**Supplied material**
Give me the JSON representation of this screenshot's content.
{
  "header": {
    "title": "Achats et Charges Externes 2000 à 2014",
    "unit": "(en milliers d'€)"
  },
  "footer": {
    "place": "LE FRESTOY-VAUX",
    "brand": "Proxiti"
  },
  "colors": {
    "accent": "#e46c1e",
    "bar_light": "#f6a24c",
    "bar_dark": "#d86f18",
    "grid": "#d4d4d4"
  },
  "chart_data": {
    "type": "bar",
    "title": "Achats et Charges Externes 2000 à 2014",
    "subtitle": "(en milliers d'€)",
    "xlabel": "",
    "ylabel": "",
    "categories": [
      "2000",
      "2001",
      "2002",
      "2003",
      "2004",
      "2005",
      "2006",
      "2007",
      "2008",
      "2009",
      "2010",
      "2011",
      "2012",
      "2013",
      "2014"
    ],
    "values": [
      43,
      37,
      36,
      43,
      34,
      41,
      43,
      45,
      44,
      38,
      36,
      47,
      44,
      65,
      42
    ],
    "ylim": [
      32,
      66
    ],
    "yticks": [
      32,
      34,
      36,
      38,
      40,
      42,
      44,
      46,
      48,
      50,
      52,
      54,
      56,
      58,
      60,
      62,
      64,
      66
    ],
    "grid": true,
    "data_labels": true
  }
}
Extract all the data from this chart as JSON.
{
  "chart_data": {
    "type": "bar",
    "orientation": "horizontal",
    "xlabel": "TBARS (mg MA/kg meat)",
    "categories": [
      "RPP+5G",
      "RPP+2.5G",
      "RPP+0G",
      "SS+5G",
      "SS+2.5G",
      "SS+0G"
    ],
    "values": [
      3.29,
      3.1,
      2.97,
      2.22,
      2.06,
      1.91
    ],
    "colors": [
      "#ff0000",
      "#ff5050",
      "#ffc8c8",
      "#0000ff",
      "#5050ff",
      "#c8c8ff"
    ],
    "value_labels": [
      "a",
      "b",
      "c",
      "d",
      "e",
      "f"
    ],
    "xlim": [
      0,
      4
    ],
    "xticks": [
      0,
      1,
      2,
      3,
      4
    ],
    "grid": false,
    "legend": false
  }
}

**Set problem**
Using the entries above, state how many lines include the word "JSON", with no other words.

**Answer to this problem**
2